Pirkei Avos Lesson- Chapter 6
It is customary to study a chapter from the Tractate Avos, or Pirkei Avos, in the weeks in between Pesach and Shavuos. Pirkei Avos are filled with the ethical teachings and wisdom of the great sages of the Mishnah.
This week’s perek or chapter, is known as the chapter of ‘the acquisition of Torah.’ This is because this week’s perek speaks extensively about the Torah and how to go about acquiring it properly.
One of the most famous Mishnayos, or teachings, of the entire Pirkei Avos is the 48 ways with which to acquire Torah. One of them is ‘one who is happy with his lot.’ Some of the commentators explain this to mean that one should be happy with that which he has already accomplished in his Torah learning and gain satisfaction from that.
How would this bring one to accomplish the goal of acquiring as much Torah as possible!? I would have thought that in order to learn a lot of Torah a person should NEVER be satisfied with that which he has already learned in order to keep pushing to accomplish more!

Extracted information ▸
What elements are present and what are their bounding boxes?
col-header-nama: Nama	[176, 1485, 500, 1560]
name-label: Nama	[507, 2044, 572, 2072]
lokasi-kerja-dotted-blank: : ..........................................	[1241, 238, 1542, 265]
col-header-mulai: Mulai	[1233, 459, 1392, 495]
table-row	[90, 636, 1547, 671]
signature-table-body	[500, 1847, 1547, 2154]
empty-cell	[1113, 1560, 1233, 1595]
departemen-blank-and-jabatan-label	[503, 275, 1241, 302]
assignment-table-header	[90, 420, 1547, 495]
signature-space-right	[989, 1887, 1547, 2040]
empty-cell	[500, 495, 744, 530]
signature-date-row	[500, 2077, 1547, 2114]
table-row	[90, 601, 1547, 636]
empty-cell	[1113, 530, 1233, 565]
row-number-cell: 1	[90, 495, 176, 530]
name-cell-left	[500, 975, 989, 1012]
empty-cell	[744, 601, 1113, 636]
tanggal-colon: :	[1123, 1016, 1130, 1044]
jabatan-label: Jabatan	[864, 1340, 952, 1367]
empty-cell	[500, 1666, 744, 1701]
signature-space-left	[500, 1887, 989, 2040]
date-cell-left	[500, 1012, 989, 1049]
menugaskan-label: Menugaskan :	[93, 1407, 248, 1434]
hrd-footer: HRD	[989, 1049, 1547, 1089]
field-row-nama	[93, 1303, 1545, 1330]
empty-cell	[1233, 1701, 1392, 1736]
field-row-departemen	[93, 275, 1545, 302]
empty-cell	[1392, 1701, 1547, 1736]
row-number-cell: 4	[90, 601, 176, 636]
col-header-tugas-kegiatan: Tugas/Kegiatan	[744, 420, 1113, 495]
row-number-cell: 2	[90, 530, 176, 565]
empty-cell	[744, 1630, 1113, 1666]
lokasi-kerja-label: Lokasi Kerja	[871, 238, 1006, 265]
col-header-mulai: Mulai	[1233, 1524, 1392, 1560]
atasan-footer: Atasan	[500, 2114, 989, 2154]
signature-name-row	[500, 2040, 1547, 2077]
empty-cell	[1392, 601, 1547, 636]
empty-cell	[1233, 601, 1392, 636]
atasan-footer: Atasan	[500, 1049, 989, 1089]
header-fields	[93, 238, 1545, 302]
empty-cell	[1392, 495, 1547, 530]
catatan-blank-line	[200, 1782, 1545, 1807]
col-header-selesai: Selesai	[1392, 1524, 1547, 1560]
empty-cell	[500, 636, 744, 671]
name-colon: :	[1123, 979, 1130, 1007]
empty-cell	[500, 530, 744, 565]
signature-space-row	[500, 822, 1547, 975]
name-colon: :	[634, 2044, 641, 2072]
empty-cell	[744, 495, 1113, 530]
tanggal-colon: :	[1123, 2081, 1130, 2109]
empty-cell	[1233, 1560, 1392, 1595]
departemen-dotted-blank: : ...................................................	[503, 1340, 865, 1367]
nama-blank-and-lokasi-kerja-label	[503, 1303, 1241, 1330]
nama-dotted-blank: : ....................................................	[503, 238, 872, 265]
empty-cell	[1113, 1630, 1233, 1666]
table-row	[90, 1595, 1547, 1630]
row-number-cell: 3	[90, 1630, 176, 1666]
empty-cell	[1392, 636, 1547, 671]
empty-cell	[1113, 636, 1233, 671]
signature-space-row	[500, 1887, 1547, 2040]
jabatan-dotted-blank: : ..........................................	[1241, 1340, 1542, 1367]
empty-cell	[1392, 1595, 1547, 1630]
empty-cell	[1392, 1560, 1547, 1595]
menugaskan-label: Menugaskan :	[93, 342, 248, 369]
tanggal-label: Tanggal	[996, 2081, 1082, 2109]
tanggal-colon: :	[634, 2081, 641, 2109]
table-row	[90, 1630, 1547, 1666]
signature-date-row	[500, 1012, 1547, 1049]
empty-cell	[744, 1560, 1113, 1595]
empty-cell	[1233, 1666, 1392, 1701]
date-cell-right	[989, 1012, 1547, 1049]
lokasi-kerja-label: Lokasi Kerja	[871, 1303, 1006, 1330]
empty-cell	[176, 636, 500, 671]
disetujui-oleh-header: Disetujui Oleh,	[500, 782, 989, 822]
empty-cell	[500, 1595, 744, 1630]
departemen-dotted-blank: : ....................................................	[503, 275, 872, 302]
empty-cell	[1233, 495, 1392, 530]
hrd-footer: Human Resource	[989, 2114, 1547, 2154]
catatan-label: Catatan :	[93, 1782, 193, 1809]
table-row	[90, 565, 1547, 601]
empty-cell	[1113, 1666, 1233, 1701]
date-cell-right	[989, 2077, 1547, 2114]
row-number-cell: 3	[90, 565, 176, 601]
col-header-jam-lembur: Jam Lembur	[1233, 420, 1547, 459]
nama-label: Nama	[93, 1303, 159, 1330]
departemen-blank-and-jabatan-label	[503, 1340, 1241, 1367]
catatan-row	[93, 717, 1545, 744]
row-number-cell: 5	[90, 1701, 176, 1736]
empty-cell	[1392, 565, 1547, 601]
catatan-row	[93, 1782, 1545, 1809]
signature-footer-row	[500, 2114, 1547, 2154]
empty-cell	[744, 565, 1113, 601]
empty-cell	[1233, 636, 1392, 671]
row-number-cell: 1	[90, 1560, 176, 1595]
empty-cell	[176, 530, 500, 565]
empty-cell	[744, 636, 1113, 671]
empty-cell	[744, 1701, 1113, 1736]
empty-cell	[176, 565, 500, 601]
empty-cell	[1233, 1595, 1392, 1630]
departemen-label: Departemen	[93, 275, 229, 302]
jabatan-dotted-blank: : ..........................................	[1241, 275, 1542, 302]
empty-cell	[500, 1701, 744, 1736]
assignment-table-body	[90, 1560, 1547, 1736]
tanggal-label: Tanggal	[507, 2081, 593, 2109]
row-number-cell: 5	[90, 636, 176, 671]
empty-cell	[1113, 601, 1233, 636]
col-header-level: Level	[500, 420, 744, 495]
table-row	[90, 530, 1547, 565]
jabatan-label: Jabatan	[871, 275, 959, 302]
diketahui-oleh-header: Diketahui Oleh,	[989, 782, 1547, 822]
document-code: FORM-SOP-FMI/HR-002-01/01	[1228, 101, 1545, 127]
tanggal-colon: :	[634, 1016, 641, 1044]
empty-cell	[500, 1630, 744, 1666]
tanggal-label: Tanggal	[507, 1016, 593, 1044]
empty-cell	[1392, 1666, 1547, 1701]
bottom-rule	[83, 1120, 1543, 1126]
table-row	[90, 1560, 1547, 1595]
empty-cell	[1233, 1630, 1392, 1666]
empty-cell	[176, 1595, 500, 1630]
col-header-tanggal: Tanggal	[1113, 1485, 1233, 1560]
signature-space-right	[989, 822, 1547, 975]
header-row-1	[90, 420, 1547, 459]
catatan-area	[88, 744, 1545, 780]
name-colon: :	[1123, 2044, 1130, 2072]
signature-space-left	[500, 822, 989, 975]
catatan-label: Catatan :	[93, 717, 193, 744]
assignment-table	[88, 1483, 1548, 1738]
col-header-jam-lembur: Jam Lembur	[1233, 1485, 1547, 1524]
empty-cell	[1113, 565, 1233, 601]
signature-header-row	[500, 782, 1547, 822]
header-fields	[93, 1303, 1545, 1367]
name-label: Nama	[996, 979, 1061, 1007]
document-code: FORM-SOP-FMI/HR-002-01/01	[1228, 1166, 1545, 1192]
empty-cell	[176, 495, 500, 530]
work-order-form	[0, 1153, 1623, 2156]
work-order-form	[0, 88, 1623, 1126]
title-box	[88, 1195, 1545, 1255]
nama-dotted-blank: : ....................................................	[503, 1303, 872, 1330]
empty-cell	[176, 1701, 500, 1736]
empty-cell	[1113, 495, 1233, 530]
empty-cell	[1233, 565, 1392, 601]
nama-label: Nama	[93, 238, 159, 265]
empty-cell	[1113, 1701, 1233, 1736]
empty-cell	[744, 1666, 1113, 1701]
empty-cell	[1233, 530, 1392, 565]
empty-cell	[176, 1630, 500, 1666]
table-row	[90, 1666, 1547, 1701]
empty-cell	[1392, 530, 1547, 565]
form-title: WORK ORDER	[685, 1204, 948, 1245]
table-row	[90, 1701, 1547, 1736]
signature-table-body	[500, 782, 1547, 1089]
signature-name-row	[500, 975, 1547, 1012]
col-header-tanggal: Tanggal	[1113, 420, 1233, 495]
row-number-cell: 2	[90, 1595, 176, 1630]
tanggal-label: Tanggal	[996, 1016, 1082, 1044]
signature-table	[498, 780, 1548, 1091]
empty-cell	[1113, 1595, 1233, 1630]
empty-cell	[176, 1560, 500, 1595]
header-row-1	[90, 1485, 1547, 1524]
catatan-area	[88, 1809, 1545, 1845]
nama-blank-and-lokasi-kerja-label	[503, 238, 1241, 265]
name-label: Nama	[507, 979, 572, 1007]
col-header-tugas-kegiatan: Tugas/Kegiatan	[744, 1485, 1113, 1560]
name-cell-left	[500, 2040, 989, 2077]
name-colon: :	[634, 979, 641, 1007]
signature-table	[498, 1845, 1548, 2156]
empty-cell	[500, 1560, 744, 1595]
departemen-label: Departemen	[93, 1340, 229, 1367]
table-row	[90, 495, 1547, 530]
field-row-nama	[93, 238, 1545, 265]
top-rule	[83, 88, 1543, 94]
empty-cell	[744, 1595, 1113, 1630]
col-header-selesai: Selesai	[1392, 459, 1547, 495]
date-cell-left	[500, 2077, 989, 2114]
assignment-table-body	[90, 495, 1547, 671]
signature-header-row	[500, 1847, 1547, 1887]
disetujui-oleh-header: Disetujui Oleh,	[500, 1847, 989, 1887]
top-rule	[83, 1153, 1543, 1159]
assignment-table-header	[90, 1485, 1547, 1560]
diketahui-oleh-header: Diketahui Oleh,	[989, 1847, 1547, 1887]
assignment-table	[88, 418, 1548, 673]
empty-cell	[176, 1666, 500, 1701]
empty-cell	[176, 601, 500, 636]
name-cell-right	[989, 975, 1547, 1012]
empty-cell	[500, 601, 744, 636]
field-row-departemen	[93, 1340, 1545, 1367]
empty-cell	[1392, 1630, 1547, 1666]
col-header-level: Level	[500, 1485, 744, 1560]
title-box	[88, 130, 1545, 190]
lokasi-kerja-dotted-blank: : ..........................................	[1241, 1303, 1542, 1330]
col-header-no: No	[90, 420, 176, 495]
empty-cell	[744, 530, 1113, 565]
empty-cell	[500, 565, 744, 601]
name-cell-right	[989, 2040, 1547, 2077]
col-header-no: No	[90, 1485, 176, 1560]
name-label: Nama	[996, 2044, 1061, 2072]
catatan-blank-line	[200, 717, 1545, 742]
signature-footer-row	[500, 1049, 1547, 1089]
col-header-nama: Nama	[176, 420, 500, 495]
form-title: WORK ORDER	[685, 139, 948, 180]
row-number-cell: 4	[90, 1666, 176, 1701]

What is asked ▸ Pick up the Pirkei Avos lesson after its final sentence and keep writing it from there.

Response below ▸
This Mishnah is teaching us that this is simply not true. Yes, a person can be fueled by a feeling of inadequacy and by a sense of lack of accomplishment in order to burst ahead in a fit of energy and seem to accomplish a lot. However, this is not the path to lifelong accomplishment.
One needs to gain satisfaction and happiness in order to continue pushing ahead and accomplishing more. No person has the strength and willpower to keep fighting himself to accomplish. Rather, those that are successful, derive satisfaction and happiness from their accomplishments which sweeten the journey and fuels them to continue going.
So often in life we slip into unhealthy and unviable modes of behavior and functioning in order to score short term victories. We need to be wise and have foresight as to what this does to our long-term success.
A certain Mashgiach, or Headmaster of a yeshiva, once observed that when he sees a young man lose a little energy and excitement for his studies it is cause for grave concern.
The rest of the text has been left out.